-- BEGIN --

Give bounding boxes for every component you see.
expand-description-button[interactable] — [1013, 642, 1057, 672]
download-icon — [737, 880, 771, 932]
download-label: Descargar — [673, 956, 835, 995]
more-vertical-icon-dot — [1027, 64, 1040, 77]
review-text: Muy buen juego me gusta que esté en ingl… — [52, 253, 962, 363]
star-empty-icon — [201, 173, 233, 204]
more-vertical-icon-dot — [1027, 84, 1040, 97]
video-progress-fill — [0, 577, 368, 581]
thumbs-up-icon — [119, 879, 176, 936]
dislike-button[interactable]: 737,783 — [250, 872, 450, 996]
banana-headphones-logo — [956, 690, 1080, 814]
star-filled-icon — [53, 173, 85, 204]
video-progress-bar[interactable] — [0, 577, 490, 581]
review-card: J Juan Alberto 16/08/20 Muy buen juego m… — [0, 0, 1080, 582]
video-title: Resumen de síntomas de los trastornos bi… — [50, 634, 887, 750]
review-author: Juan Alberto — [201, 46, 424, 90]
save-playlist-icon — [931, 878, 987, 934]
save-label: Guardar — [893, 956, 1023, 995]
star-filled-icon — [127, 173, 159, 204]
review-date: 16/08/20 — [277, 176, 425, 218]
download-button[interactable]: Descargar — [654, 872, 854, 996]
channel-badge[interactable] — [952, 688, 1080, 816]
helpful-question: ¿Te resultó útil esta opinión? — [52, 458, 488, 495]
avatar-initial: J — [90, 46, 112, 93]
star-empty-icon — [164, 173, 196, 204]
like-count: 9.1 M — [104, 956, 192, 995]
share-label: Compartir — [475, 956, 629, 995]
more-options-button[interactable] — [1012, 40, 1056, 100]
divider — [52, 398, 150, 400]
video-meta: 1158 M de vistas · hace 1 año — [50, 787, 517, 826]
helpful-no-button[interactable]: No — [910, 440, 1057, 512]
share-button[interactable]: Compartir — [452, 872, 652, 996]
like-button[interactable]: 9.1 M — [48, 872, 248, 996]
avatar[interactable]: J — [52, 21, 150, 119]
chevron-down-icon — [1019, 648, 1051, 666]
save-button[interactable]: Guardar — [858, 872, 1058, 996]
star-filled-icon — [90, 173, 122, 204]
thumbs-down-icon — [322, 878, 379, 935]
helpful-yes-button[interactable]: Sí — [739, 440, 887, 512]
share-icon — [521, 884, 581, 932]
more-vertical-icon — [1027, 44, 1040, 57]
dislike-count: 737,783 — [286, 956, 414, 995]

-- END --

• **PROBLEM**:
State how many rows contain the string "filled", treating uppercase and lowercase as distinct, and give only the number.

• **SOLUTION FOR THIS TASK**:
3